INSTRUCTIONS TO FOLLOW: Could every line of the data be printed exactly as it reads?
-- START OF SUPPLIED DATA --
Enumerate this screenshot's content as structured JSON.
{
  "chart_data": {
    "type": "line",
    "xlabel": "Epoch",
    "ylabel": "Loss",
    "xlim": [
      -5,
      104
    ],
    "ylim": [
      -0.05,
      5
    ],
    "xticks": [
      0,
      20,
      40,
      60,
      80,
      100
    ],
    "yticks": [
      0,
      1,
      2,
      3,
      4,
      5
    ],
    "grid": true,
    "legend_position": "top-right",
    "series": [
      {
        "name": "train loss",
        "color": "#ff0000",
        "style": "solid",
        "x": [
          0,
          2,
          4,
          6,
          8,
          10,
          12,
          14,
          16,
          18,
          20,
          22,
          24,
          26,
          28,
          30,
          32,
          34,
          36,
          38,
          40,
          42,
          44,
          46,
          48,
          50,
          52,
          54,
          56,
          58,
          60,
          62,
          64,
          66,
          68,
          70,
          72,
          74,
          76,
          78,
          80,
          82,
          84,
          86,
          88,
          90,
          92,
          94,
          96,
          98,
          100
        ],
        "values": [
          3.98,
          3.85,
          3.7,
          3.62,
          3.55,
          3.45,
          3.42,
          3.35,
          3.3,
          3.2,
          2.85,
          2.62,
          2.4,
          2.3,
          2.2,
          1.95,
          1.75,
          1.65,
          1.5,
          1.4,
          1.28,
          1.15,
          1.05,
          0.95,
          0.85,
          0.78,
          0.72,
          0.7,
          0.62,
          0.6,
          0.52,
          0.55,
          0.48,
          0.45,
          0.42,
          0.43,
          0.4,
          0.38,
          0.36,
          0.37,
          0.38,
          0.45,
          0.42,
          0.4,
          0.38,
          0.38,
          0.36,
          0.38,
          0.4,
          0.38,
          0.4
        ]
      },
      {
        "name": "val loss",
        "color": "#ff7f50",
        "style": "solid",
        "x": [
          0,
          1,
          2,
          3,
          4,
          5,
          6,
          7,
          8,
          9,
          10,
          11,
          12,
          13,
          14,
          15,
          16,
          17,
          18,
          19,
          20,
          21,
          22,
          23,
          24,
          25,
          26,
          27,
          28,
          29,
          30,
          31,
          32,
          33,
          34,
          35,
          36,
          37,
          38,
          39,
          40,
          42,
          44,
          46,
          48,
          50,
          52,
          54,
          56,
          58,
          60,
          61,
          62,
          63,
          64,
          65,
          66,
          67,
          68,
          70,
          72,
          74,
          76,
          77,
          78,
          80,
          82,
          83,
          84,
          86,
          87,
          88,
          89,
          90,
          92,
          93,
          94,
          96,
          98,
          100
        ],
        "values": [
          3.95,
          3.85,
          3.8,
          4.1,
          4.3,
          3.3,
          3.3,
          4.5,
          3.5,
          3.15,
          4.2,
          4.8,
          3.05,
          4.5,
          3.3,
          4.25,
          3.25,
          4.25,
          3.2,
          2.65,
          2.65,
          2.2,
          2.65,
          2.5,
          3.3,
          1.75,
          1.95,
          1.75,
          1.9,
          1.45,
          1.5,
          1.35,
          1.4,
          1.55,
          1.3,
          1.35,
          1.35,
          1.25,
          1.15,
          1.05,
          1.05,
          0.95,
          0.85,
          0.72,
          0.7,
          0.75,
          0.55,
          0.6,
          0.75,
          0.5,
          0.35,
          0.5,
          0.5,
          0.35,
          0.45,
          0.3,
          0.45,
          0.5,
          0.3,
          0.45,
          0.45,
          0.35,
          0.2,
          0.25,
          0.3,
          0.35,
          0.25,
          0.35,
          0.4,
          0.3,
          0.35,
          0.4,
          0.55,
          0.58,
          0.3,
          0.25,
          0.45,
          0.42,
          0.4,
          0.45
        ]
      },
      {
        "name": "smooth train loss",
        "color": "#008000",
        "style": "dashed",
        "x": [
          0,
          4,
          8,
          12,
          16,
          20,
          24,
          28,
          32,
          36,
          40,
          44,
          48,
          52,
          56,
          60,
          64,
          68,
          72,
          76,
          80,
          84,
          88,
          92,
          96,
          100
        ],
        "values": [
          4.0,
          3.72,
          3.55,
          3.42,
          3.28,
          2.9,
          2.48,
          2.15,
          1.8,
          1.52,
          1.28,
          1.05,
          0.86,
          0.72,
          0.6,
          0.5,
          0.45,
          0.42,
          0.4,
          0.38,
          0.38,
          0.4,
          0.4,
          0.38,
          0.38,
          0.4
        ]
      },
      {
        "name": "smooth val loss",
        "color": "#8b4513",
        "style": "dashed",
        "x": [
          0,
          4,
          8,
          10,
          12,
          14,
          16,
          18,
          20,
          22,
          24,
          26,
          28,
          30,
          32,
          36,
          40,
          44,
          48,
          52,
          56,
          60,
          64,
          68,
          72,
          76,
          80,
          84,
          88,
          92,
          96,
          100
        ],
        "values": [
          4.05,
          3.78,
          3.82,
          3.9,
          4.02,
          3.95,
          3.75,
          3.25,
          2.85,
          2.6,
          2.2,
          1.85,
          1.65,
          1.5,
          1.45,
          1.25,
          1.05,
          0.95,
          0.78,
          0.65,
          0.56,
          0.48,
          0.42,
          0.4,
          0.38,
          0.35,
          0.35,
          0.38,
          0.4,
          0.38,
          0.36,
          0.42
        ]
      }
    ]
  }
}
-- END OF SUPPLIED DATA --
REPLY TO THE EXERCISE:
Enumerate this screenshot's content as structured JSON.
{
  "chart_data": {
    "type": "line",
    "xlabel": "Epoch",
    "ylabel": "Loss",
    "xlim": [
      -5,
      104
    ],
    "ylim": [
      -0.05,
      5
    ],
    "xticks": [
      0,
      20,
      40,
      60,
      80,
      100
    ],
    "yticks": [
      0,
      1,
      2,
      3,
      4,
      5
    ],
    "grid": true,
    "legend_position": "top-right",
    "series": [
      {
        "name": "train loss",
        "color": "#ff0000",
        "style": "solid",
        "x": [
          0,
          2,
          4,
          6,
          8,
          10,
          12,
          14,
          16,
          18,
          20,
          22,
          24,
          26,
          28,
          30,
          32,
          34,
          36,
          38,
          40,
          42,
          44,
          46,
          48,
          50,
          52,
          54,
          56,
          58,
          60,
          62,
          64,
          66,
          68,
          70,
          72,
          74,
          76,
          78,
          80,
          82,
          84,
          86,
          88,
          90,
          92,
          94,
          96,
          98,
          100
        ],
        "values": [
          3.98,
          3.85,
          3.7,
          3.62,
          3.55,
          3.45,
          3.42,
          3.35,
          3.3,
          3.2,
          2.85,
          2.62,
          2.4,
          2.3,
          2.2,
          1.95,
          1.75,
          1.65,
          1.5,
          1.4,
          1.28,
          1.15,
          1.05,
          0.95,
          0.85,
          0.78,
          0.72,
          0.7,
          0.62,
          0.6,
          0.52,
          0.55,
          0.48,
          0.45,
          0.42,
          0.43,
          0.4,
          0.38,
          0.36,
          0.37,
          0.38,
          0.45,
          0.42,
          0.4,
          0.38,
          0.38,
          0.36,
          0.38,
          0.4,
          0.38,
          0.4
        ]
      },
      {
        "name": "val loss",
        "color": "#ff7f50",
        "style": "solid",
        "x": [
          0,
          1,
          2,
          3,
          4,
          5,
          6,
          7,
          8,
          9,
          10,
          11,
          12,
          13,
          14,
          15,
          16,
          17,
          18,
          19,
          20,
          21,
          22,
          23,
          24,
          25,
          26,
          27,
          28,
          29,
          30,
          31,
          32,
          33,
          34,
          35,
          36,
          37,
          38,
          39,
          40,
          42,
          44,
          46,
          48,
          50,
          52,
          54,
          56,
          58,
          60,
          61,
          62,
          63,
          64,
          65,
          66,
          67,
          68,
          70,
          72,
          74,
          76,
          77,
          78,
          80,
          82,
          83,
          84,
          86,
          87,
          88,
          89,
          90,
          92,
          93,
          94,
          96,
          98,
          100
        ],
        "values": [
          3.95,
          3.85,
          3.8,
          4.1,
          4.3,
          3.3,
          3.3,
          4.5,
          3.5,
          3.15,
          4.2,
          4.8,
          3.05,
          4.5,
          3.3,
          4.25,
          3.25,
          4.25,
          3.2,
          2.65,
          2.65,
          2.2,
          2.65,
          2.5,
          3.3,
          1.75,
          1.95,
          1.75,
          1.9,
          1.45,
          1.5,
          1.35,
          1.4,
          1.55,
          1.3,
          1.35,
          1.35,
          1.25,
          1.15,
          1.05,
          1.05,
          0.95,
          0.85,
          0.72,
          0.7,
          0.75,
          0.55,
          0.6,
          0.75,
          0.5,
          0.35,
          0.5,
          0.5,
          0.35,
          0.45,
          0.3,
          0.45,
          0.5,
          0.3,
          0.45,
          0.45,
          0.35,
          0.2,
          0.25,
          0.3,
          0.35,
          0.25,
          0.35,
          0.4,
          0.3,
          0.35,
          0.4,
          0.55,
          0.58,
          0.3,
          0.25,
          0.45,
          0.42,
          0.4,
          0.45
        ]
      },
      {
        "name": "smooth train loss",
        "color": "#008000",
        "style": "dashed",
        "x": [
          0,
          4,
          8,
          12,
          16,
          20,
          24,
          28,
          32,
          36,
          40,
          44,
          48,
          52,
          56,
          60,
          64,
          68,
          72,
          76,
          80,
          84,
          88,
          92,
          96,
          100
        ],
        "values": [
          4.0,
          3.72,
          3.55,
          3.42,
          3.28,
          2.9,
          2.48,
          2.15,
          1.8,
          1.52,
          1.28,
          1.05,
          0.86,
          0.72,
          0.6,
          0.5,
          0.45,
          0.42,
          0.4,
          0.38,
          0.38,
          0.4,
          0.4,
          0.38,
          0.38,
          0.4
        ]
      },
      {
        "name": "smooth val loss",
        "color": "#8b4513",
        "style": "dashed",
        "x": [
          0,
          4,
          8,
          10,
          12,
          14,
          16,
          18,
          20,
          22,
          24,
          26,
          28,
          30,
          32,
          36,
          40,
          44,
          48,
          52,
          56,
          60,
          64,
          68,
          72,
          76,
          80,
          84,
          88,
          92,
          96,
          100
        ],
        "values": [
          4.05,
          3.78,
          3.82,
          3.9,
          4.02,
          3.95,
          3.75,
          3.25,
          2.85,
          2.6,
          2.2,
          1.85,
          1.65,
          1.5,
          1.45,
          1.25,
          1.05,
          0.95,
          0.78,
          0.65,
          0.56,
          0.48,
          0.42,
          0.4,
          0.38,
          0.35,
          0.35,
          0.38,
          0.4,
          0.38,
          0.36,
          0.42
        ]
      }
    ]
  }
}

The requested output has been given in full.